DIRECTIONS FOR THIS TASK: Print the records below exactly as they appear.

THE INPUT:
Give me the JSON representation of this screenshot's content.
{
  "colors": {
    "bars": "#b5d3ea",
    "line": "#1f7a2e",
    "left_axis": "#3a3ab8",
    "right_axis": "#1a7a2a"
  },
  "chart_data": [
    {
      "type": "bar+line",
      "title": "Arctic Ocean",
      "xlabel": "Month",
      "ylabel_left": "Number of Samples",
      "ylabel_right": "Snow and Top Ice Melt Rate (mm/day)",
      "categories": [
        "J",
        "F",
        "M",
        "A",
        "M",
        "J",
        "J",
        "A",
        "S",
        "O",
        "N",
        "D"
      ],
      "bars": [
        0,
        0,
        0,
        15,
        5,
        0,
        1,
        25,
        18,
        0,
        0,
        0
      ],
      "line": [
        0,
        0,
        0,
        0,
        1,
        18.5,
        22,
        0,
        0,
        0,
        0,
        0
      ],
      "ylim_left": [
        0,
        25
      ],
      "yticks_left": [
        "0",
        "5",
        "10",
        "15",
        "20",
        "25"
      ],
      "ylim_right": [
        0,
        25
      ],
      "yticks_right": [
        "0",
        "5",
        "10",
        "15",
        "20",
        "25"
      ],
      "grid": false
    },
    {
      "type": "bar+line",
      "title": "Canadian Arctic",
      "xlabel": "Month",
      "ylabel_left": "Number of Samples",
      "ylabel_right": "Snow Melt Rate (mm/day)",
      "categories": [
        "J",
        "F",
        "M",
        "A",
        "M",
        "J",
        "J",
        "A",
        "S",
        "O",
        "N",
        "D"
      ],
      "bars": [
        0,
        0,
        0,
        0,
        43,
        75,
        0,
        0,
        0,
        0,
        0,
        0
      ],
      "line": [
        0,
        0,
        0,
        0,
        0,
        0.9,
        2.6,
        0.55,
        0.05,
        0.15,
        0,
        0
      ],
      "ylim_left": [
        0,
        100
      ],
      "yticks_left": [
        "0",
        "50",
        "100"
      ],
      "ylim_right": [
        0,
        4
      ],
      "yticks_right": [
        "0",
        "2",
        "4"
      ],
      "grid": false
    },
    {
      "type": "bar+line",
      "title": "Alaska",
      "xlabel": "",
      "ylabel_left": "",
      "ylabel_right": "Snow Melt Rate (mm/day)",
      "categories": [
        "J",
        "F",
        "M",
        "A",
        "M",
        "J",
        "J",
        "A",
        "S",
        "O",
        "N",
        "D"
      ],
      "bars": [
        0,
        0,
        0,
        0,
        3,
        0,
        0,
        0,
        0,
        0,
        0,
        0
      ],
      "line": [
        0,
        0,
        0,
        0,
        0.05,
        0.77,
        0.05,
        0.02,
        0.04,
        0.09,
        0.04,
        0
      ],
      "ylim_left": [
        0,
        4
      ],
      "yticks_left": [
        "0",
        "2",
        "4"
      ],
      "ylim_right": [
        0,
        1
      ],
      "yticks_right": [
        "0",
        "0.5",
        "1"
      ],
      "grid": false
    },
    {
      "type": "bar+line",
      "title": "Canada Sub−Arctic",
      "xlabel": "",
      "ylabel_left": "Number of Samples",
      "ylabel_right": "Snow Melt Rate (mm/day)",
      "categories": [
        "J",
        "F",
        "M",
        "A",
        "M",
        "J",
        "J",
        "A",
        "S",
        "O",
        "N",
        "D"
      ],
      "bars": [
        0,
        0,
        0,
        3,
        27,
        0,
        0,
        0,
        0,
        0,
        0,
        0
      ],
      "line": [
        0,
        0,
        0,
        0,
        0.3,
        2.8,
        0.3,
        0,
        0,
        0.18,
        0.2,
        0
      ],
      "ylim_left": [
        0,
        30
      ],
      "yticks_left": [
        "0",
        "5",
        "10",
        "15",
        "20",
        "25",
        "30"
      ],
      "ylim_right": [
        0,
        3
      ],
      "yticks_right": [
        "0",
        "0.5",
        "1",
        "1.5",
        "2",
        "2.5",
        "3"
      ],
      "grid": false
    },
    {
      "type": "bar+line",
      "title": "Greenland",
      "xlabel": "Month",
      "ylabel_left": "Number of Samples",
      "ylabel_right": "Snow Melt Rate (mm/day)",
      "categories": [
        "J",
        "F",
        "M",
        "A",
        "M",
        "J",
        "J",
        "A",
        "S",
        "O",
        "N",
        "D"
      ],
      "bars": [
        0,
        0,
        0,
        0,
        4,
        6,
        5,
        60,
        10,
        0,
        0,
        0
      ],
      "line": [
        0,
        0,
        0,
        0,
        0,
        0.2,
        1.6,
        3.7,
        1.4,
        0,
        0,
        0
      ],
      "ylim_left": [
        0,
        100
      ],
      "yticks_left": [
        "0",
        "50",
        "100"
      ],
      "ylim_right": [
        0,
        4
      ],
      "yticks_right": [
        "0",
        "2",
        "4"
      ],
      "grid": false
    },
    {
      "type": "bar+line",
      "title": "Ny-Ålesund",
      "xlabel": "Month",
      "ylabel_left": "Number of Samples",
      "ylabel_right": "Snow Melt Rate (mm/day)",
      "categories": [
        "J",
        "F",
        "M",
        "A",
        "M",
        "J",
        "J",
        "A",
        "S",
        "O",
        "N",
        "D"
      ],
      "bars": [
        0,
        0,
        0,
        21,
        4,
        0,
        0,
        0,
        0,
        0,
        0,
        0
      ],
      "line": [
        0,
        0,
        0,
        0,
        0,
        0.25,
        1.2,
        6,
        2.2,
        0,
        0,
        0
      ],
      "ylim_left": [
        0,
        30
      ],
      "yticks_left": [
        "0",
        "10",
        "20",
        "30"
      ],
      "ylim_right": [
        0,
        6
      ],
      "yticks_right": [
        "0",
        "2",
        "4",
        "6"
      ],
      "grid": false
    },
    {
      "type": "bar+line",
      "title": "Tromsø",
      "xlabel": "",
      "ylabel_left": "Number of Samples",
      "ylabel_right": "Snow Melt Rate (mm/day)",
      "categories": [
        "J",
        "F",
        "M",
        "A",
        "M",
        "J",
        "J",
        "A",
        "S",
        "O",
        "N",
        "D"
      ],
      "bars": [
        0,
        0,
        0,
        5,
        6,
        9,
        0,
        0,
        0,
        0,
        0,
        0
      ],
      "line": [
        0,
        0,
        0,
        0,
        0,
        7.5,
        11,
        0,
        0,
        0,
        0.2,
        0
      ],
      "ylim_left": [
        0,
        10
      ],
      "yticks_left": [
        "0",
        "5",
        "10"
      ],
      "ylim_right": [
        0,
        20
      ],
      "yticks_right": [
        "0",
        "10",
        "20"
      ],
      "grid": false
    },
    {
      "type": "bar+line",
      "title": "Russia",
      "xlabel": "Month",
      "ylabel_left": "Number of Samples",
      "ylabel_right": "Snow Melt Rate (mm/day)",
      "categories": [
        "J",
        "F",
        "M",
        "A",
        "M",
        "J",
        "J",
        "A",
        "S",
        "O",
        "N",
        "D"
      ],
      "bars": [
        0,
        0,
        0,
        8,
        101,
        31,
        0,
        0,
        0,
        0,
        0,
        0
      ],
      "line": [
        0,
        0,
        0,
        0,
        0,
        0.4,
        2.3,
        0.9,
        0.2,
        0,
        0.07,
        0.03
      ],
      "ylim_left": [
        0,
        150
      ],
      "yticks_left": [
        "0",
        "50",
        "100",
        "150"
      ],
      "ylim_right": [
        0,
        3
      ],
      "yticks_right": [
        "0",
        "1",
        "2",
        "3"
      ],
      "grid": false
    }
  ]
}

FINAL RESULT:
Give me the JSON representation of this screenshot's content.
{
  "colors": {
    "bars": "#b5d3ea",
    "line": "#1f7a2e",
    "left_axis": "#3a3ab8",
    "right_axis": "#1a7a2a"
  },
  "chart_data": [
    {
      "type": "bar+line",
      "title": "Arctic Ocean",
      "xlabel": "Month",
      "ylabel_left": "Number of Samples",
      "ylabel_right": "Snow and Top Ice Melt Rate (mm/day)",
      "categories": [
        "J",
        "F",
        "M",
        "A",
        "M",
        "J",
        "J",
        "A",
        "S",
        "O",
        "N",
        "D"
      ],
      "bars": [
        0,
        0,
        0,
        15,
        5,
        0,
        1,
        25,
        18,
        0,
        0,
        0
      ],
      "line": [
        0,
        0,
        0,
        0,
        1,
        18.5,
        22,
        0,
        0,
        0,
        0,
        0
      ],
      "ylim_left": [
        0,
        25
      ],
      "yticks_left": [
        "0",
        "5",
        "10",
        "15",
        "20",
        "25"
      ],
      "ylim_right": [
        0,
        25
      ],
      "yticks_right": [
        "0",
        "5",
        "10",
        "15",
        "20",
        "25"
      ],
      "grid": false
    },
    {
      "type": "bar+line",
      "title": "Canadian Arctic",
      "xlabel": "Month",
      "ylabel_left": "Number of Samples",
      "ylabel_right": "Snow Melt Rate (mm/day)",
      "categories": [
        "J",
        "F",
        "M",
        "A",
        "M",
        "J",
        "J",
        "A",
        "S",
        "O",
        "N",
        "D"
      ],
      "bars": [
        0,
        0,
        0,
        0,
        43,
        75,
        0,
        0,
        0,
        0,
        0,
        0
      ],
      "line": [
        0,
        0,
        0,
        0,
        0,
        0.9,
        2.6,
        0.55,
        0.05,
        0.15,
        0,
        0
      ],
      "ylim_left": [
        0,
        100
      ],
      "yticks_left": [
        "0",
        "50",
        "100"
      ],
      "ylim_right": [
        0,
        4
      ],
      "yticks_right": [
        "0",
        "2",
        "4"
      ],
      "grid": false
    },
    {
      "type": "bar+line",
      "title": "Alaska",
      "xlabel": "",
      "ylabel_left": "",
      "ylabel_right": "Snow Melt Rate (mm/day)",
      "categories": [
        "J",
        "F",
        "M",
        "A",
        "M",
        "J",
        "J",
        "A",
        "S",
        "O",
        "N",
        "D"
      ],
      "bars": [
        0,
        0,
        0,
        0,
        3,
        0,
        0,
        0,
        0,
        0,
        0,
        0
      ],
      "line": [
        0,
        0,
        0,
        0,
        0.05,
        0.77,
        0.05,
        0.02,
        0.04,
        0.09,
        0.04,
        0
      ],
      "ylim_left": [
        0,
        4
      ],
      "yticks_left": [
        "0",
        "2",
        "4"
      ],
      "ylim_right": [
        0,
        1
      ],
      "yticks_right": [
        "0",
        "0.5",
        "1"
      ],
      "grid": false
    },
    {
      "type": "bar+line",
      "title": "Canada Sub−Arctic",
      "xlabel": "",
      "ylabel_left": "Number of Samples",
      "ylabel_right": "Snow Melt Rate (mm/day)",
      "categories": [
        "J",
        "F",
        "M",
        "A",
        "M",
        "J",
        "J",
        "A",
        "S",
        "O",
        "N",
        "D"
      ],
      "bars": [
        0,
        0,
        0,
        3,
        27,
        0,
        0,
        0,
        0,
        0,
        0,
        0
      ],
      "line": [
        0,
        0,
        0,
        0,
        0.3,
        2.8,
        0.3,
        0,
        0,
        0.18,
        0.2,
        0
      ],
      "ylim_left": [
        0,
        30
      ],
      "yticks_left": [
        "0",
        "5",
        "10",
        "15",
        "20",
        "25",
        "30"
      ],
      "ylim_right": [
        0,
        3
      ],
      "yticks_right": [
        "0",
        "0.5",
        "1",
        "1.5",
        "2",
        "2.5",
        "3"
      ],
      "grid": false
    },
    {
      "type": "bar+line",
      "title": "Greenland",
      "xlabel": "Month",
      "ylabel_left": "Number of Samples",
      "ylabel_right": "Snow Melt Rate (mm/day)",
      "categories": [
        "J",
        "F",
        "M",
        "A",
        "M",
        "J",
        "J",
        "A",
        "S",
        "O",
        "N",
        "D"
      ],
      "bars": [
        0,
        0,
        0,
        0,
        4,
        6,
        5,
        60,
        10,
        0,
        0,
        0
      ],
      "line": [
        0,
        0,
        0,
        0,
        0,
        0.2,
        1.6,
        3.7,
        1.4,
        0,
        0,
        0
      ],
      "ylim_left": [
        0,
        100
      ],
      "yticks_left": [
        "0",
        "50",
        "100"
      ],
      "ylim_right": [
        0,
        4
      ],
      "yticks_right": [
        "0",
        "2",
        "4"
      ],
      "grid": false
    },
    {
      "type": "bar+line",
      "title": "Ny-Ålesund",
      "xlabel": "Month",
      "ylabel_left": "Number of Samples",
      "ylabel_right": "Snow Melt Rate (mm/day)",
      "categories": [
        "J",
        "F",
        "M",
        "A",
        "M",
        "J",
        "J",
        "A",
        "S",
        "O",
        "N",
        "D"
      ],
      "bars": [
        0,
        0,
        0,
        21,
        4,
        0,
        0,
        0,
        0,
        0,
        0,
        0
      ],
      "line": [
        0,
        0,
        0,
        0,
        0,
        0.25,
        1.2,
        6,
        2.2,
        0,
        0,
        0
      ],
      "ylim_left": [
        0,
        30
      ],
      "yticks_left": [
        "0",
        "10",
        "20",
        "30"
      ],
      "ylim_right": [
        0,
        6
      ],
      "yticks_right": [
        "0",
        "2",
        "4",
        "6"
      ],
      "grid": false
    },
    {
      "type": "bar+line",
      "title": "Tromsø",
      "xlabel": "",
      "ylabel_left": "Number of Samples",
      "ylabel_right": "Snow Melt Rate (mm/day)",
      "categories": [
        "J",
        "F",
        "M",
        "A",
        "M",
        "J",
        "J",
        "A",
        "S",
        "O",
        "N",
        "D"
      ],
      "bars": [
        0,
        0,
        0,
        5,
        6,
        9,
        0,
        0,
        0,
        0,
        0,
        0
      ],
      "line": [
        0,
        0,
        0,
        0,
        0,
        7.5,
        11,
        0,
        0,
        0,
        0.2,
        0
      ],
      "ylim_left": [
        0,
        10
      ],
      "yticks_left": [
        "0",
        "5",
        "10"
      ],
      "ylim_right": [
        0,
        20
      ],
      "yticks_right": [
        "0",
        "10",
        "20"
      ],
      "grid": false
    },
    {
      "type": "bar+line",
      "title": "Russia",
      "xlabel": "Month",
      "ylabel_left": "Number of Samples",
      "ylabel_right": "Snow Melt Rate (mm/day)",
      "categories": [
        "J",
        "F",
        "M",
        "A",
        "M",
        "J",
        "J",
        "A",
        "S",
        "O",
        "N",
        "D"
      ],
      "bars": [
        0,
        0,
        0,
        8,
        101,
        31,
        0,
        0,
        0,
        0,
        0,
        0
      ],
      "line": [
        0,
        0,
        0,
        0,
        0,
        0.4,
        2.3,
        0.9,
        0.2,
        0,
        0.07,
        0.03
      ],
      "ylim_left": [
        0,
        150
      ],
      "yticks_left": [
        "0",
        "50",
        "100",
        "150"
      ],
      "ylim_right": [
        0,
        3
      ],
      "yticks_right": [
        "0",
        "1",
        "2",
        "3"
      ],
      "grid": false
    }
  ]
}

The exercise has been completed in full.